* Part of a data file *
§ §
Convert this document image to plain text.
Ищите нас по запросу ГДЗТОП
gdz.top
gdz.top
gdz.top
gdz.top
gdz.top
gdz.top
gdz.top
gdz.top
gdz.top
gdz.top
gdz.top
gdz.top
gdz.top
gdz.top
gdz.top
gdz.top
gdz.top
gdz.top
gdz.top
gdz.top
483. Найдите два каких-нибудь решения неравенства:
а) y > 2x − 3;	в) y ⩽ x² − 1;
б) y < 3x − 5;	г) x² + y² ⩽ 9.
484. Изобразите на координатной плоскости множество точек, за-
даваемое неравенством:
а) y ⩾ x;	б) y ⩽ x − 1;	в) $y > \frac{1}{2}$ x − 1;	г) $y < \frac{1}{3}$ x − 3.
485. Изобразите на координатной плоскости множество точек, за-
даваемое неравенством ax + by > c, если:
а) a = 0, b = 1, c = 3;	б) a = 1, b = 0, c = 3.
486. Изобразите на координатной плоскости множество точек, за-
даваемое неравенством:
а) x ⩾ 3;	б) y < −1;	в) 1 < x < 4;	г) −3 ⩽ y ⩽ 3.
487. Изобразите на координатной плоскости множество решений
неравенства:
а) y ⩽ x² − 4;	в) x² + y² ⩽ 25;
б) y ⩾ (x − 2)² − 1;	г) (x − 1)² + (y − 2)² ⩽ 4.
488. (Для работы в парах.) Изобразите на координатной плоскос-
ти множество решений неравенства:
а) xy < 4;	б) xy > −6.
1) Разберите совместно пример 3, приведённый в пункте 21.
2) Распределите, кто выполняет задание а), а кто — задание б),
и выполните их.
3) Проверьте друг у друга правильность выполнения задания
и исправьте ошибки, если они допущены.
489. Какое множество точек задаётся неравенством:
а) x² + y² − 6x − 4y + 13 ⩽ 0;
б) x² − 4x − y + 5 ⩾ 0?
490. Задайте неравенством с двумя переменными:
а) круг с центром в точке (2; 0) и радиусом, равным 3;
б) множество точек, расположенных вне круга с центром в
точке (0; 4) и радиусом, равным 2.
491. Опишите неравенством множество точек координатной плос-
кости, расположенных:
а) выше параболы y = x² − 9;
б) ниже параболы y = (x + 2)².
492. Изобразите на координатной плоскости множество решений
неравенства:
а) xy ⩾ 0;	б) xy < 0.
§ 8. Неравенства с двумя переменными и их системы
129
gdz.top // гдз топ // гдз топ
§ §
* WHAT YOU HAVE TO DO *
Reproduce all of the records exactly.

* CORRECT ANSWER *
Convert this document image to plain text.
Ищите нас по запросу ГДЗТОП
gdz.top
gdz.top
gdz.top
gdz.top
gdz.top
gdz.top
gdz.top
gdz.top
gdz.top
gdz.top
gdz.top
gdz.top
gdz.top
gdz.top
gdz.top
gdz.top
gdz.top
gdz.top
gdz.top
gdz.top
483. Найдите два каких-нибудь решения неравенства:
а) y > 2x − 3;	в) y ⩽ x² − 1;
б) y < 3x − 5;	г) x² + y² ⩽ 9.
484. Изобразите на координатной плоскости множество точек, за-
даваемое неравенством:
а) y ⩾ x;	б) y ⩽ x − 1;	в) $y > \frac{1}{2}$ x − 1;	г) $y < \frac{1}{3}$ x − 3.
485. Изобразите на координатной плоскости множество точек, за-
даваемое неравенством ax + by > c, если:
а) a = 0, b = 1, c = 3;	б) a = 1, b = 0, c = 3.
486. Изобразите на координатной плоскости множество точек, за-
даваемое неравенством:
а) x ⩾ 3;	б) y < −1;	в) 1 < x < 4;	г) −3 ⩽ y ⩽ 3.
487. Изобразите на координатной плоскости множество решений
неравенства:
а) y ⩽ x² − 4;	в) x² + y² ⩽ 25;
б) y ⩾ (x − 2)² − 1;	г) (x − 1)² + (y − 2)² ⩽ 4.
488. (Для работы в парах.) Изобразите на координатной плоскос-
ти множество решений неравенства:
а) xy < 4;	б) xy > −6.
1) Разберите совместно пример 3, приведённый в пункте 21.
2) Распределите, кто выполняет задание а), а кто — задание б),
и выполните их.
3) Проверьте друг у друга правильность выполнения задания
и исправьте ошибки, если они допущены.
489. Какое множество точек задаётся неравенством:
а) x² + y² − 6x − 4y + 13 ⩽ 0;
б) x² − 4x − y + 5 ⩾ 0?
490. Задайте неравенством с двумя переменными:
а) круг с центром в точке (2; 0) и радиусом, равным 3;
б) множество точек, расположенных вне круга с центром в
точке (0; 4) и радиусом, равным 2.
491. Опишите неравенством множество точек координатной плос-
кости, расположенных:
а) выше параболы y = x² − 9;
б) ниже параболы y = (x + 2)².
492. Изобразите на координатной плоскости множество решений
неравенства:
а) xy ⩾ 0;	б) xy < 0.
§ 8. Неравенства с двумя переменными и их системы
129
gdz.top // гдз топ // гдз топ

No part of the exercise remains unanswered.